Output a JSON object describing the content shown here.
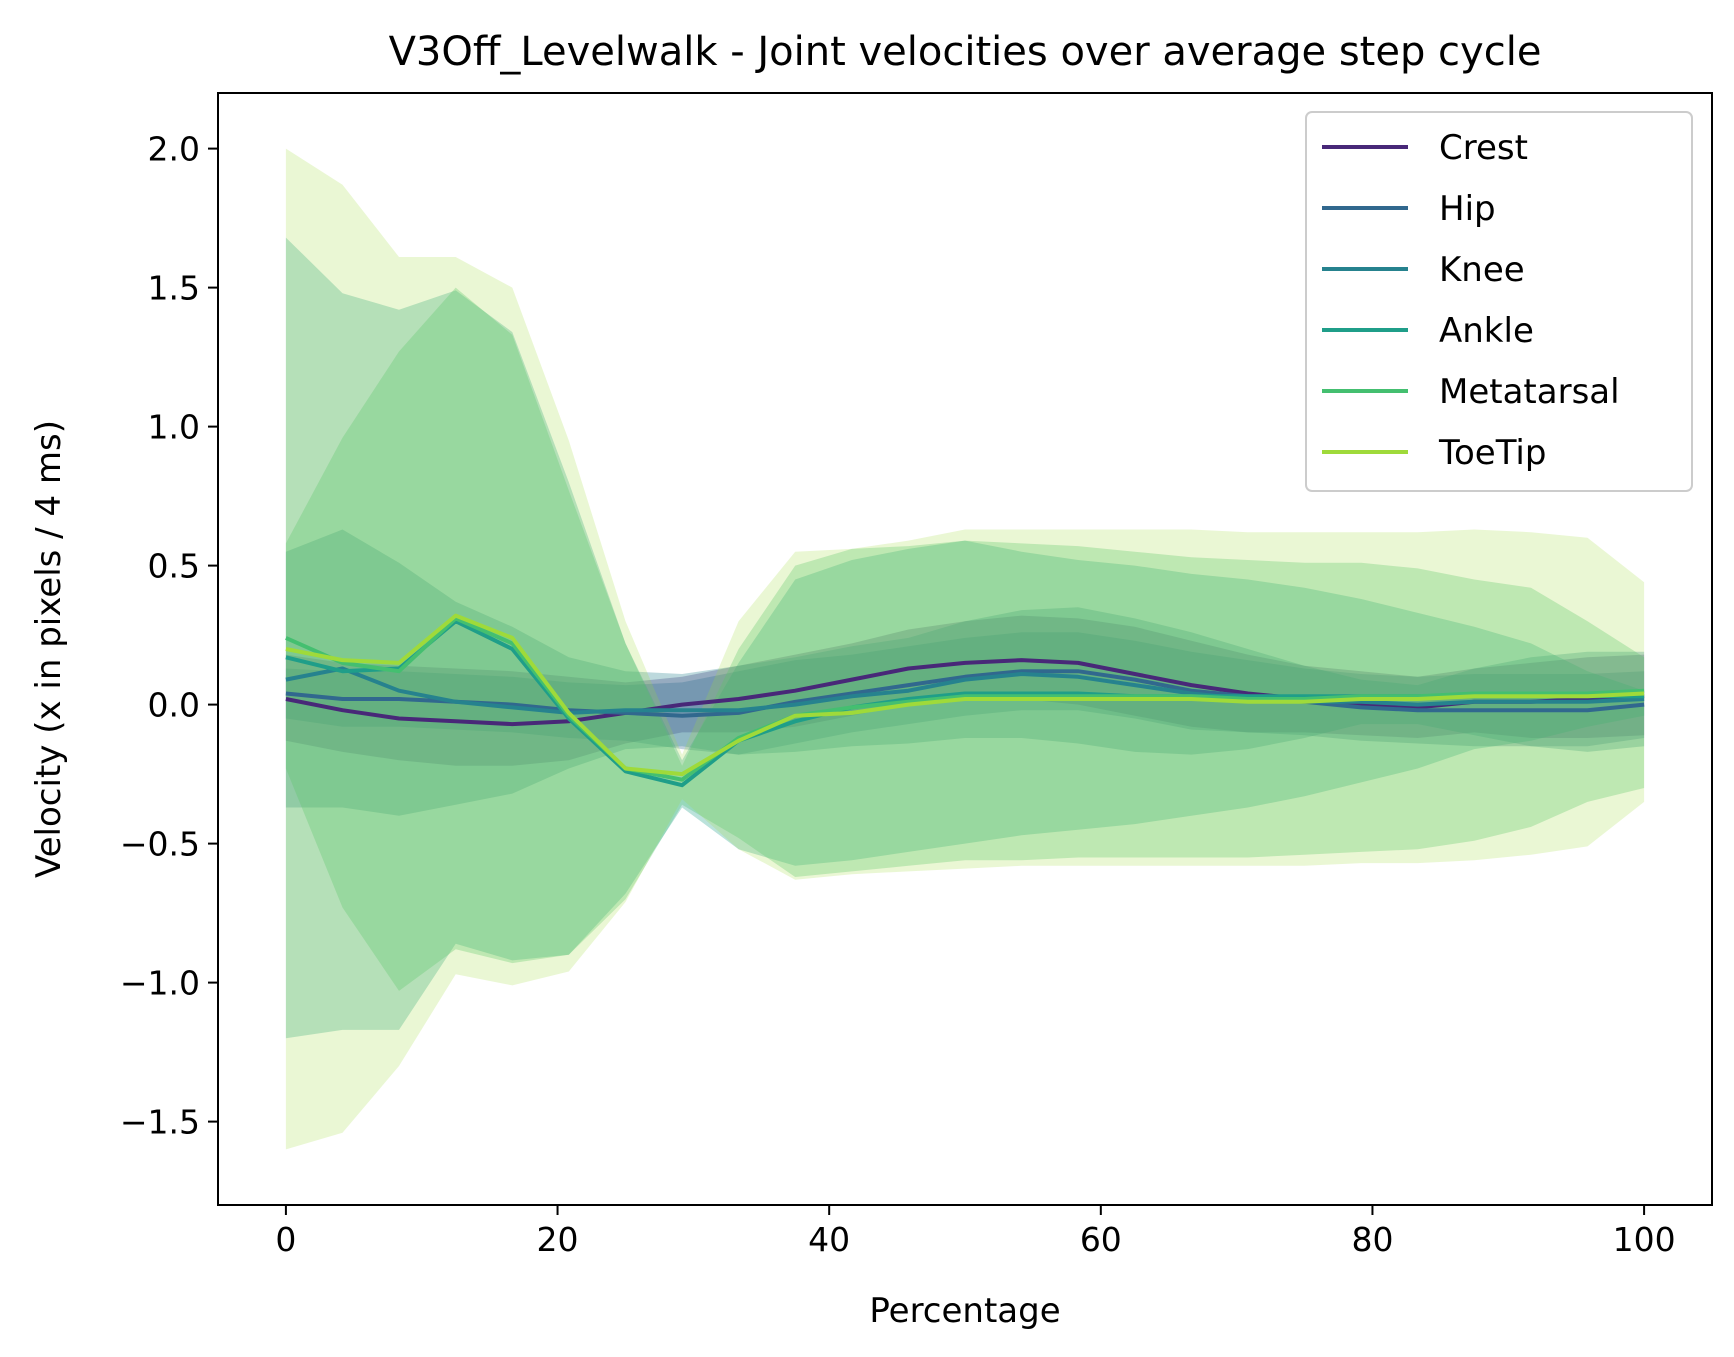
{
  "chart_data": {
    "type": "line",
    "title": "V3Off_Levelwalk - Joint velocities over average step cycle",
    "xlabel": "Percentage",
    "ylabel": "Velocity (x in pixels / 4 ms)",
    "xlim": [
      -5,
      105
    ],
    "ylim": [
      -1.8,
      2.2
    ],
    "xticks": [
      0,
      20,
      40,
      60,
      80,
      100
    ],
    "xtick_labels": [
      "0",
      "20",
      "40",
      "60",
      "80",
      "100"
    ],
    "yticks": [
      -1.5,
      -1.0,
      -0.5,
      0.0,
      0.5,
      1.0,
      1.5,
      2.0
    ],
    "ytick_labels": [
      "−1.5",
      "−1.0",
      "−0.5",
      "0.0",
      "0.5",
      "1.0",
      "1.5",
      "2.0"
    ],
    "grid": false,
    "legend_position": "top-right",
    "x": [
      0,
      4.17,
      8.33,
      12.5,
      16.67,
      20.83,
      25,
      29.17,
      33.33,
      37.5,
      41.67,
      45.83,
      50,
      54.17,
      58.33,
      62.5,
      66.67,
      70.83,
      75,
      79.17,
      83.33,
      87.5,
      91.67,
      95.83,
      100
    ],
    "series": [
      {
        "name": "Crest",
        "color": "#482878",
        "band_alpha": 0.3,
        "values": [
          0.02,
          -0.02,
          -0.05,
          -0.06,
          -0.07,
          -0.06,
          -0.03,
          0.0,
          0.02,
          0.05,
          0.09,
          0.13,
          0.15,
          0.16,
          0.15,
          0.11,
          0.07,
          0.04,
          0.02,
          0.0,
          -0.01,
          0.01,
          0.01,
          0.02,
          0.03
        ],
        "upper": [
          0.18,
          0.15,
          0.14,
          0.13,
          0.12,
          0.1,
          0.08,
          0.1,
          0.14,
          0.18,
          0.22,
          0.27,
          0.3,
          0.32,
          0.31,
          0.28,
          0.23,
          0.18,
          0.14,
          0.12,
          0.1,
          0.13,
          0.15,
          0.17,
          0.18
        ],
        "lower": [
          -0.13,
          -0.17,
          -0.2,
          -0.22,
          -0.22,
          -0.2,
          -0.14,
          -0.1,
          -0.1,
          -0.08,
          -0.04,
          0.0,
          0.02,
          0.02,
          0.0,
          -0.04,
          -0.08,
          -0.1,
          -0.1,
          -0.11,
          -0.12,
          -0.1,
          -0.12,
          -0.12,
          -0.11
        ]
      },
      {
        "name": "Hip",
        "color": "#31688e",
        "band_alpha": 0.3,
        "values": [
          0.04,
          0.02,
          0.02,
          0.01,
          0.0,
          -0.02,
          -0.03,
          -0.04,
          -0.03,
          0.01,
          0.04,
          0.07,
          0.1,
          0.12,
          0.12,
          0.09,
          0.05,
          0.03,
          0.01,
          -0.01,
          -0.02,
          -0.02,
          -0.02,
          -0.02,
          0.0
        ],
        "upper": [
          0.13,
          0.12,
          0.12,
          0.11,
          0.1,
          0.08,
          0.07,
          0.08,
          0.12,
          0.16,
          0.18,
          0.21,
          0.24,
          0.26,
          0.26,
          0.23,
          0.19,
          0.16,
          0.13,
          0.11,
          0.1,
          0.11,
          0.11,
          0.11,
          0.12
        ],
        "lower": [
          -0.05,
          -0.08,
          -0.08,
          -0.09,
          -0.1,
          -0.12,
          -0.13,
          -0.16,
          -0.18,
          -0.14,
          -0.1,
          -0.07,
          -0.04,
          -0.02,
          -0.02,
          -0.05,
          -0.09,
          -0.1,
          -0.11,
          -0.13,
          -0.14,
          -0.15,
          -0.15,
          -0.15,
          -0.12
        ]
      },
      {
        "name": "Knee",
        "color": "#26828e",
        "band_alpha": 0.3,
        "values": [
          0.09,
          0.13,
          0.05,
          0.01,
          -0.01,
          -0.03,
          -0.02,
          -0.02,
          -0.02,
          0.0,
          0.03,
          0.05,
          0.09,
          0.11,
          0.1,
          0.07,
          0.04,
          0.02,
          0.01,
          0.01,
          0.0,
          0.01,
          0.01,
          0.01,
          0.02
        ],
        "upper": [
          0.55,
          0.63,
          0.51,
          0.37,
          0.28,
          0.17,
          0.12,
          0.11,
          0.14,
          0.17,
          0.21,
          0.24,
          0.3,
          0.34,
          0.35,
          0.31,
          0.26,
          0.2,
          0.14,
          0.09,
          0.07,
          0.13,
          0.17,
          0.19,
          0.19
        ],
        "lower": [
          -0.37,
          -0.37,
          -0.4,
          -0.36,
          -0.32,
          -0.23,
          -0.16,
          -0.15,
          -0.18,
          -0.17,
          -0.15,
          -0.14,
          -0.12,
          -0.12,
          -0.14,
          -0.17,
          -0.18,
          -0.16,
          -0.12,
          -0.07,
          -0.07,
          -0.11,
          -0.15,
          -0.17,
          -0.15
        ]
      },
      {
        "name": "Ankle",
        "color": "#1f9e89",
        "band_alpha": 0.3,
        "values": [
          0.17,
          0.12,
          0.13,
          0.3,
          0.2,
          -0.05,
          -0.24,
          -0.29,
          -0.13,
          -0.06,
          -0.01,
          0.02,
          0.04,
          0.04,
          0.04,
          0.03,
          0.03,
          0.03,
          0.03,
          0.03,
          0.03,
          0.03,
          0.03,
          0.03,
          0.03
        ],
        "upper": [
          1.68,
          1.48,
          1.42,
          1.49,
          1.34,
          0.8,
          0.22,
          -0.2,
          0.15,
          0.45,
          0.52,
          0.56,
          0.59,
          0.55,
          0.52,
          0.5,
          0.47,
          0.45,
          0.42,
          0.38,
          0.33,
          0.28,
          0.22,
          0.12,
          0.05
        ],
        "lower": [
          -1.2,
          -1.17,
          -1.17,
          -0.86,
          -0.92,
          -0.9,
          -0.68,
          -0.37,
          -0.52,
          -0.58,
          -0.56,
          -0.53,
          -0.5,
          -0.47,
          -0.45,
          -0.43,
          -0.4,
          -0.37,
          -0.33,
          -0.28,
          -0.23,
          -0.16,
          -0.13,
          -0.08,
          -0.04
        ]
      },
      {
        "name": "Metatarsal",
        "color": "#44bf70",
        "band_alpha": 0.3,
        "values": [
          0.24,
          0.15,
          0.12,
          0.31,
          0.22,
          -0.04,
          -0.23,
          -0.27,
          -0.12,
          -0.04,
          -0.01,
          0.01,
          0.03,
          0.03,
          0.03,
          0.03,
          0.03,
          0.02,
          0.02,
          0.03,
          0.03,
          0.04,
          0.04,
          0.04,
          0.05
        ],
        "upper": [
          0.58,
          0.96,
          1.27,
          1.5,
          1.33,
          0.77,
          0.22,
          -0.22,
          0.2,
          0.5,
          0.56,
          0.57,
          0.59,
          0.58,
          0.57,
          0.55,
          0.53,
          0.52,
          0.51,
          0.51,
          0.49,
          0.45,
          0.42,
          0.3,
          0.17
        ],
        "lower": [
          -0.23,
          -0.73,
          -1.03,
          -0.88,
          -0.93,
          -0.9,
          -0.7,
          -0.36,
          -0.48,
          -0.62,
          -0.6,
          -0.58,
          -0.56,
          -0.56,
          -0.55,
          -0.55,
          -0.55,
          -0.55,
          -0.54,
          -0.53,
          -0.52,
          -0.49,
          -0.44,
          -0.35,
          -0.3
        ]
      },
      {
        "name": "ToeTip",
        "color": "#9fda3a",
        "band_alpha": 0.22,
        "values": [
          0.2,
          0.16,
          0.15,
          0.32,
          0.24,
          -0.03,
          -0.23,
          -0.25,
          -0.13,
          -0.04,
          -0.03,
          0.0,
          0.02,
          0.02,
          0.02,
          0.02,
          0.02,
          0.01,
          0.01,
          0.02,
          0.02,
          0.03,
          0.03,
          0.03,
          0.04
        ],
        "upper": [
          2.0,
          1.87,
          1.61,
          1.61,
          1.5,
          0.95,
          0.3,
          -0.18,
          0.3,
          0.55,
          0.56,
          0.59,
          0.63,
          0.63,
          0.63,
          0.63,
          0.63,
          0.62,
          0.62,
          0.62,
          0.62,
          0.63,
          0.62,
          0.6,
          0.44
        ],
        "lower": [
          -1.6,
          -1.54,
          -1.3,
          -0.97,
          -1.01,
          -0.96,
          -0.71,
          -0.34,
          -0.52,
          -0.63,
          -0.61,
          -0.6,
          -0.59,
          -0.58,
          -0.58,
          -0.58,
          -0.58,
          -0.58,
          -0.58,
          -0.57,
          -0.57,
          -0.56,
          -0.54,
          -0.51,
          -0.35
        ]
      }
    ]
  }
}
* * * * * * * * *
EXERCISE OBJECTIVE: Of the lines above, copy each that contains "name".

RESPONSE TO THE TASK:
        "name": "Crest",
        "name": "Hip",
        "name": "Knee",
        "name": "Ankle",
        "name": "Metatarsal",
        "name": "ToeTip",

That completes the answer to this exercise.